**Available data**
= = =
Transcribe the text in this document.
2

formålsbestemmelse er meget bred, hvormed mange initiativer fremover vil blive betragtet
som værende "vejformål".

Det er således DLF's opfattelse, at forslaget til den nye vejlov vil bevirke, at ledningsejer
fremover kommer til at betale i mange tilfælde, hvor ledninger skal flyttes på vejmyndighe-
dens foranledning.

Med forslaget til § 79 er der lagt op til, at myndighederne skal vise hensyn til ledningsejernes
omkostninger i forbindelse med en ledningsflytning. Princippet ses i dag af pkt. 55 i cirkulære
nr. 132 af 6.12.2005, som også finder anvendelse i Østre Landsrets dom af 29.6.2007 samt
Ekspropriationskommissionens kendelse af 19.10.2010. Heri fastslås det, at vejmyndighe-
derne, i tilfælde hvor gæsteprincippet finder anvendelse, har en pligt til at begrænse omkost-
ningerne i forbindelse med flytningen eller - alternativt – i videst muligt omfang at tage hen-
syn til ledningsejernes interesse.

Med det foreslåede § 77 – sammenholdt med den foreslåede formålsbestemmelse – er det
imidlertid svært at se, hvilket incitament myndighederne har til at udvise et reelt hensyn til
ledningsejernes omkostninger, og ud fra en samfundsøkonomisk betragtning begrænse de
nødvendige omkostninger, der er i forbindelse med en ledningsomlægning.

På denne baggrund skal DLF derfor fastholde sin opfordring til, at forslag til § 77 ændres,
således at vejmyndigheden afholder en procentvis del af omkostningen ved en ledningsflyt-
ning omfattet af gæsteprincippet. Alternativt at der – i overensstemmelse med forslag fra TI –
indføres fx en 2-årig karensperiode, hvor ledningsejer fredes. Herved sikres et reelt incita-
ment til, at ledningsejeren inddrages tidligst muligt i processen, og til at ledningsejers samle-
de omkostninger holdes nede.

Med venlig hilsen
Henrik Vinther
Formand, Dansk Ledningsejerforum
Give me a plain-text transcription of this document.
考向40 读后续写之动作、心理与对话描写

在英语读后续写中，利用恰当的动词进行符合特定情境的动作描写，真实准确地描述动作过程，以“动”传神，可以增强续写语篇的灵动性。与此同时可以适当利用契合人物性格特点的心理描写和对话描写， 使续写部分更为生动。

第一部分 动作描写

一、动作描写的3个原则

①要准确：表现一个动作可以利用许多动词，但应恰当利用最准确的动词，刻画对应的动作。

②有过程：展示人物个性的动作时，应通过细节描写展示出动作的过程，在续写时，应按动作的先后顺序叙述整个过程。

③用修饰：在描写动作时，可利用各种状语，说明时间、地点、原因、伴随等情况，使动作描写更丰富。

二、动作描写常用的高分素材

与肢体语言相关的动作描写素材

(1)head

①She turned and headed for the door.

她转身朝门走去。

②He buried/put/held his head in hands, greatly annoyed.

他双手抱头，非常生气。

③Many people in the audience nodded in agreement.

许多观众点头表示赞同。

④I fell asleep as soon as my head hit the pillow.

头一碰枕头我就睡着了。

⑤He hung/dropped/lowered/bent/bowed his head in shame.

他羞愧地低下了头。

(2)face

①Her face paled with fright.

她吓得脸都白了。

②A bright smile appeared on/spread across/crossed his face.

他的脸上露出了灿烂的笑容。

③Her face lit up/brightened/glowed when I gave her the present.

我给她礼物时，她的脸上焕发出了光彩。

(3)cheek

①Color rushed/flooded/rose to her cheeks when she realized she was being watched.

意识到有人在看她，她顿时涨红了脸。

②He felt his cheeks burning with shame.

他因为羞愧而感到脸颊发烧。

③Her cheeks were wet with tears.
= = =
**Your task**
Without changing a word, restate the whole listing.

**Complete response**
Transcribe the text in this document.
2

formålsbestemmelse er meget bred, hvormed mange initiativer fremover vil blive betragtet
som værende "vejformål".

Det er således DLF's opfattelse, at forslaget til den nye vejlov vil bevirke, at ledningsejer
fremover kommer til at betale i mange tilfælde, hvor ledninger skal flyttes på vejmyndighe-
dens foranledning.

Med forslaget til § 79 er der lagt op til, at myndighederne skal vise hensyn til ledningsejernes
omkostninger i forbindelse med en ledningsflytning. Princippet ses i dag af pkt. 55 i cirkulære
nr. 132 af 6.12.2005, som også finder anvendelse i Østre Landsrets dom af 29.6.2007 samt
Ekspropriationskommissionens kendelse af 19.10.2010. Heri fastslås det, at vejmyndighe-
derne, i tilfælde hvor gæsteprincippet finder anvendelse, har en pligt til at begrænse omkost-
ningerne i forbindelse med flytningen eller - alternativt – i videst muligt omfang at tage hen-
syn til ledningsejernes interesse.

Med det foreslåede § 77 – sammenholdt med den foreslåede formålsbestemmelse – er det
imidlertid svært at se, hvilket incitament myndighederne har til at udvise et reelt hensyn til
ledningsejernes omkostninger, og ud fra en samfundsøkonomisk betragtning begrænse de
nødvendige omkostninger, der er i forbindelse med en ledningsomlægning.

På denne baggrund skal DLF derfor fastholde sin opfordring til, at forslag til § 77 ændres,
således at vejmyndigheden afholder en procentvis del af omkostningen ved en ledningsflyt-
ning omfattet af gæsteprincippet. Alternativt at der – i overensstemmelse med forslag fra TI –
indføres fx en 2-årig karensperiode, hvor ledningsejer fredes. Herved sikres et reelt incita-
ment til, at ledningsejeren inddrages tidligst muligt i processen, og til at ledningsejers samle-
de omkostninger holdes nede.

Med venlig hilsen
Henrik Vinther
Formand, Dansk Ledningsejerforum
Give me a plain-text transcription of this document.
考向40 读后续写之动作、心理与对话描写

在英语读后续写中，利用恰当的动词进行符合特定情境的动作描写，真实准确地描述动作过程，以“动”传神，可以增强续写语篇的灵动性。与此同时可以适当利用契合人物性格特点的心理描写和对话描写， 使续写部分更为生动。

第一部分 动作描写

一、动作描写的3个原则

①要准确：表现一个动作可以利用许多动词，但应恰当利用最准确的动词，刻画对应的动作。

②有过程：展示人物个性的动作时，应通过细节描写展示出动作的过程，在续写时，应按动作的先后顺序叙述整个过程。

③用修饰：在描写动作时，可利用各种状语，说明时间、地点、原因、伴随等情况，使动作描写更丰富。

二、动作描写常用的高分素材

与肢体语言相关的动作描写素材

(1)head

①She turned and headed for the door.

她转身朝门走去。

②He buried/put/held his head in hands, greatly annoyed.

他双手抱头，非常生气。

③Many people in the audience nodded in agreement.

许多观众点头表示赞同。

④I fell asleep as soon as my head hit the pillow.

头一碰枕头我就睡着了。

⑤He hung/dropped/lowered/bent/bowed his head in shame.

他羞愧地低下了头。

(2)face

①Her face paled with fright.

她吓得脸都白了。

②A bright smile appeared on/spread across/crossed his face.

他的脸上露出了灿烂的笑容。

③Her face lit up/brightened/glowed when I gave her the present.

我给她礼物时，她的脸上焕发出了光彩。

(3)cheek

①Color rushed/flooded/rose to her cheeks when she realized she was being watched.

意识到有人在看她，她顿时涨红了脸。

②He felt his cheeks burning with shame.

他因为羞愧而感到脸颊发烧。

③Her cheeks were wet with tears.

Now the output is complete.